INSTRUCTION |
Copy all entries without alteration and skip the pictures they hold.

Extracted records |
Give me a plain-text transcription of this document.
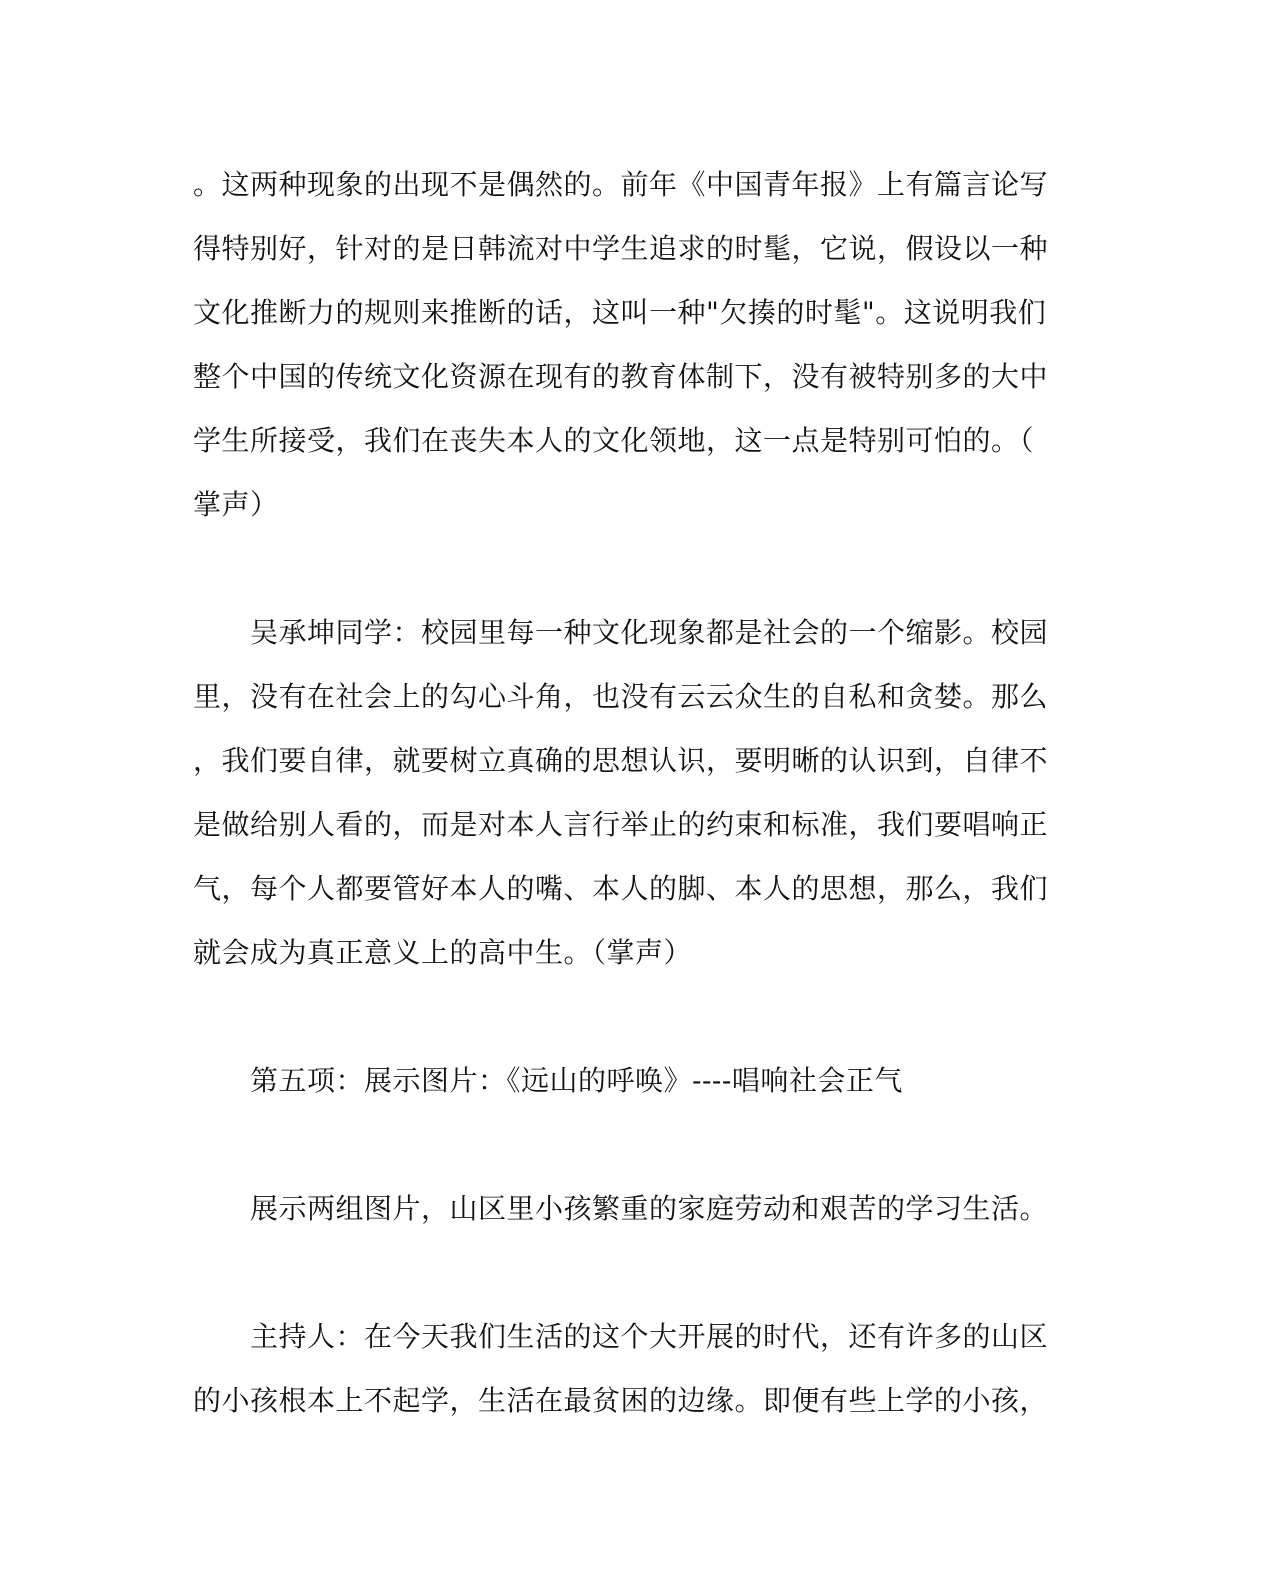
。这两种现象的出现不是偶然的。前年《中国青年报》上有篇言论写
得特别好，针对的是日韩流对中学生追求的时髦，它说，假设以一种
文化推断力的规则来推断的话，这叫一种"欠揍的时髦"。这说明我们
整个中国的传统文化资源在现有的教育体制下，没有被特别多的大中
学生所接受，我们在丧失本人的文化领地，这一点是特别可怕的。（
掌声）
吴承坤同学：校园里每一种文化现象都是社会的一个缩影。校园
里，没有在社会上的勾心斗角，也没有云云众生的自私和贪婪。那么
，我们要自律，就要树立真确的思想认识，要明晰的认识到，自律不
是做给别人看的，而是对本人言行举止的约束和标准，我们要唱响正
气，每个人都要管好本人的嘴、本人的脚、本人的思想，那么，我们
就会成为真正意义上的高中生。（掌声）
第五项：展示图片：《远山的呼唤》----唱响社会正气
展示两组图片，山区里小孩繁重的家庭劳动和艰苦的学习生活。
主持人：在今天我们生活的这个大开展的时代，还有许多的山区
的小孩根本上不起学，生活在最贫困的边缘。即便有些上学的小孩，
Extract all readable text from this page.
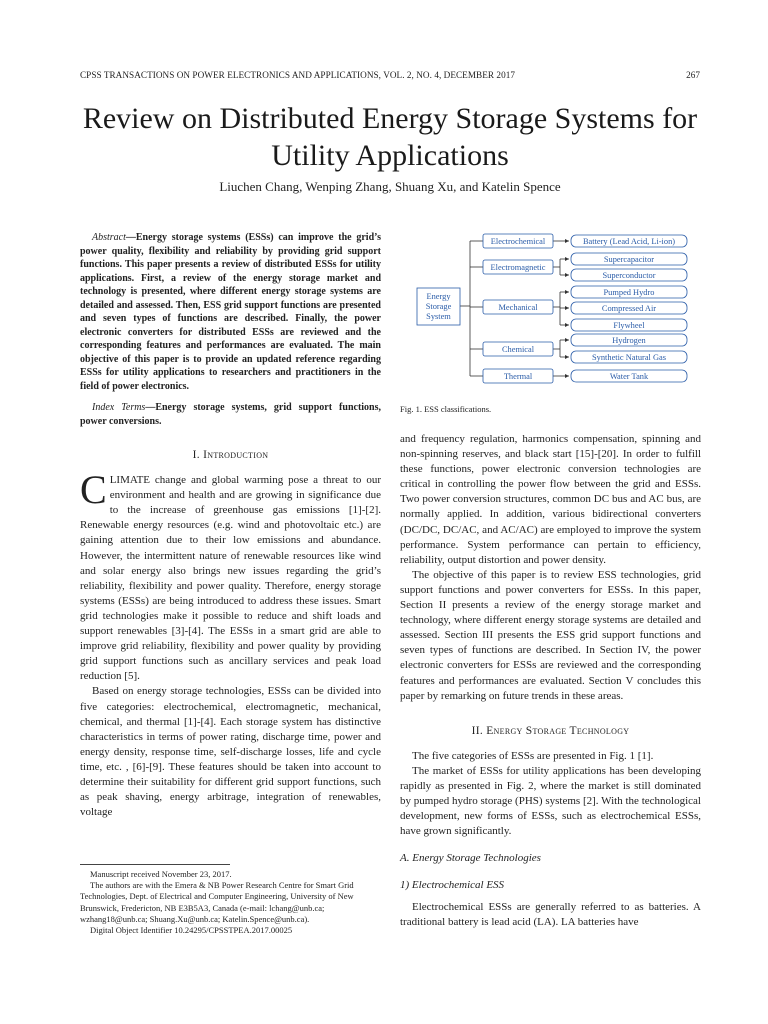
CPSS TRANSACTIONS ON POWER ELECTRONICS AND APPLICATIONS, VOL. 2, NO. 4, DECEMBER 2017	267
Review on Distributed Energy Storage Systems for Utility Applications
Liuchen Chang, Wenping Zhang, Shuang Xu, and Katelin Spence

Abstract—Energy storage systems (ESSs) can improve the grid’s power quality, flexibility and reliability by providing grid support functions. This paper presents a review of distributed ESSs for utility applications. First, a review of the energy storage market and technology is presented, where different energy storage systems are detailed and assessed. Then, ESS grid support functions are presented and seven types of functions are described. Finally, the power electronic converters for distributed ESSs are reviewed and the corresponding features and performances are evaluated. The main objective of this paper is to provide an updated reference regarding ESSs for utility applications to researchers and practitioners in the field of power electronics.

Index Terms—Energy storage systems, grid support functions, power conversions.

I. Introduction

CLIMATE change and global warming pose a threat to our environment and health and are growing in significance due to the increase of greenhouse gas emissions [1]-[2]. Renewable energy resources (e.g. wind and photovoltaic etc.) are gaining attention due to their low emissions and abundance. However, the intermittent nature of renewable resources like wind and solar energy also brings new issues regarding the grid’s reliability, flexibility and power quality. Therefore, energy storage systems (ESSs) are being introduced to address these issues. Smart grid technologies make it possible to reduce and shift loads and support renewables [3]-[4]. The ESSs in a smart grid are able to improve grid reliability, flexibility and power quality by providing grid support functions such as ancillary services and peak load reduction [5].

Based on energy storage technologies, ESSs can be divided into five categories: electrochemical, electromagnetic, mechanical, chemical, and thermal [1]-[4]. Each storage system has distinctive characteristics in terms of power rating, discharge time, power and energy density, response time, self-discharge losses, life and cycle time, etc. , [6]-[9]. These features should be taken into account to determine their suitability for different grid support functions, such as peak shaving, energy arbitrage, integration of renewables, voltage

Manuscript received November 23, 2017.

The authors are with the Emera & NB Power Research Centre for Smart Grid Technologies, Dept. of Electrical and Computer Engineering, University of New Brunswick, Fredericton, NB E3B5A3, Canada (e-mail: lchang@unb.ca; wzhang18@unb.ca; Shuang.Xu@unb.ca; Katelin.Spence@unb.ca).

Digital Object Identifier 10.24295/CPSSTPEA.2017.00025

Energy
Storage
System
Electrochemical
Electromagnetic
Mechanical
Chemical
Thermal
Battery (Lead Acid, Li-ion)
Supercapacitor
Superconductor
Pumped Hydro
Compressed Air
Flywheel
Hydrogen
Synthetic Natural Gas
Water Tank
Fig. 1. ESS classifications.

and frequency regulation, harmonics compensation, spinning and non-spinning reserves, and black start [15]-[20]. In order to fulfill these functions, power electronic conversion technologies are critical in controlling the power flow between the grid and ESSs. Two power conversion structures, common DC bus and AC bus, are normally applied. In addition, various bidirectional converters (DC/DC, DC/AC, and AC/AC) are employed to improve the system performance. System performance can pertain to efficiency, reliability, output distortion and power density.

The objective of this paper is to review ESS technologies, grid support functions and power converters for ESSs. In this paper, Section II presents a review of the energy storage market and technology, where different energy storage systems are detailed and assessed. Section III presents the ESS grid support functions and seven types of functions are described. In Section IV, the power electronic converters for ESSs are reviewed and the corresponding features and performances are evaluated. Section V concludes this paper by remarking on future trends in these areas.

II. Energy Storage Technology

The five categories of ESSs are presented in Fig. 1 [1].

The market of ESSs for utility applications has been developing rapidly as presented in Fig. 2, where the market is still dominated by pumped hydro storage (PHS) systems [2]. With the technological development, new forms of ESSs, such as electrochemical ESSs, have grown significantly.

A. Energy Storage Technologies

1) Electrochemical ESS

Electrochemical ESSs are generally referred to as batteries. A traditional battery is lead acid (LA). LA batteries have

WRITTEN SOLUTION |
Give me a plain-text transcription of this document.
。这两种现象的出现不是偶然的。前年《中国青年报》上有篇言论写
得特别好，针对的是日韩流对中学生追求的时髦，它说，假设以一种
文化推断力的规则来推断的话，这叫一种"欠揍的时髦"。这说明我们
整个中国的传统文化资源在现有的教育体制下，没有被特别多的大中
学生所接受，我们在丧失本人的文化领地，这一点是特别可怕的。（
掌声）
吴承坤同学：校园里每一种文化现象都是社会的一个缩影。校园
里，没有在社会上的勾心斗角，也没有云云众生的自私和贪婪。那么
，我们要自律，就要树立真确的思想认识，要明晰的认识到，自律不
是做给别人看的，而是对本人言行举止的约束和标准，我们要唱响正
气，每个人都要管好本人的嘴、本人的脚、本人的思想，那么，我们
就会成为真正意义上的高中生。（掌声）
第五项：展示图片：《远山的呼唤》----唱响社会正气
展示两组图片，山区里小孩繁重的家庭劳动和艰苦的学习生活。
主持人：在今天我们生活的这个大开展的时代，还有许多的山区
的小孩根本上不起学，生活在最贫困的边缘。即便有些上学的小孩，
Extract all readable text from this page.
CPSS TRANSACTIONS ON POWER ELECTRONICS AND APPLICATIONS, VOL. 2, NO. 4, DECEMBER 2017	267
Review on Distributed Energy Storage Systems for Utility Applications
Liuchen Chang, Wenping Zhang, Shuang Xu, and Katelin Spence

Abstract—Energy storage systems (ESSs) can improve the grid’s power quality, flexibility and reliability by providing grid support functions. This paper presents a review of distributed ESSs for utility applications. First, a review of the energy storage market and technology is presented, where different energy storage systems are detailed and assessed. Then, ESS grid support functions are presented and seven types of functions are described. Finally, the power electronic converters for distributed ESSs are reviewed and the corresponding features and performances are evaluated. The main objective of this paper is to provide an updated reference regarding ESSs for utility applications to researchers and practitioners in the field of power electronics.

Index Terms—Energy storage systems, grid support functions, power conversions.

I. Introduction

CLIMATE change and global warming pose a threat to our environment and health and are growing in significance due to the increase of greenhouse gas emissions [1]-[2]. Renewable energy resources (e.g. wind and photovoltaic etc.) are gaining attention due to their low emissions and abundance. However, the intermittent nature of renewable resources like wind and solar energy also brings new issues regarding the grid’s reliability, flexibility and power quality. Therefore, energy storage systems (ESSs) are being introduced to address these issues. Smart grid technologies make it possible to reduce and shift loads and support renewables [3]-[4]. The ESSs in a smart grid are able to improve grid reliability, flexibility and power quality by providing grid support functions such as ancillary services and peak load reduction [5].

Based on energy storage technologies, ESSs can be divided into five categories: electrochemical, electromagnetic, mechanical, chemical, and thermal [1]-[4]. Each storage system has distinctive characteristics in terms of power rating, discharge time, power and energy density, response time, self-discharge losses, life and cycle time, etc. , [6]-[9]. These features should be taken into account to determine their suitability for different grid support functions, such as peak shaving, energy arbitrage, integration of renewables, voltage

Manuscript received November 23, 2017.

The authors are with the Emera & NB Power Research Centre for Smart Grid Technologies, Dept. of Electrical and Computer Engineering, University of New Brunswick, Fredericton, NB E3B5A3, Canada (e-mail: lchang@unb.ca; wzhang18@unb.ca; Shuang.Xu@unb.ca; Katelin.Spence@unb.ca).

Digital Object Identifier 10.24295/CPSSTPEA.2017.00025

Energy
Storage
System
Electrochemical
Electromagnetic
Mechanical
Chemical
Thermal
Battery (Lead Acid, Li-ion)
Supercapacitor
Superconductor
Pumped Hydro
Compressed Air
Flywheel
Hydrogen
Synthetic Natural Gas
Water Tank
Fig. 1. ESS classifications.

and frequency regulation, harmonics compensation, spinning and non-spinning reserves, and black start [15]-[20]. In order to fulfill these functions, power electronic conversion technologies are critical in controlling the power flow between the grid and ESSs. Two power conversion structures, common DC bus and AC bus, are normally applied. In addition, various bidirectional converters (DC/DC, DC/AC, and AC/AC) are employed to improve the system performance. System performance can pertain to efficiency, reliability, output distortion and power density.

The objective of this paper is to review ESS technologies, grid support functions and power converters for ESSs. In this paper, Section II presents a review of the energy storage market and technology, where different energy storage systems are detailed and assessed. Section III presents the ESS grid support functions and seven types of functions are described. In Section IV, the power electronic converters for ESSs are reviewed and the corresponding features and performances are evaluated. Section V concludes this paper by remarking on future trends in these areas.

II. Energy Storage Technology

The five categories of ESSs are presented in Fig. 1 [1].

The market of ESSs for utility applications has been developing rapidly as presented in Fig. 2, where the market is still dominated by pumped hydro storage (PHS) systems [2]. With the technological development, new forms of ESSs, such as electrochemical ESSs, have grown significantly.

A. Energy Storage Technologies

1) Electrochemical ESS

Electrochemical ESSs are generally referred to as batteries. A traditional battery is lead acid (LA). LA batteries have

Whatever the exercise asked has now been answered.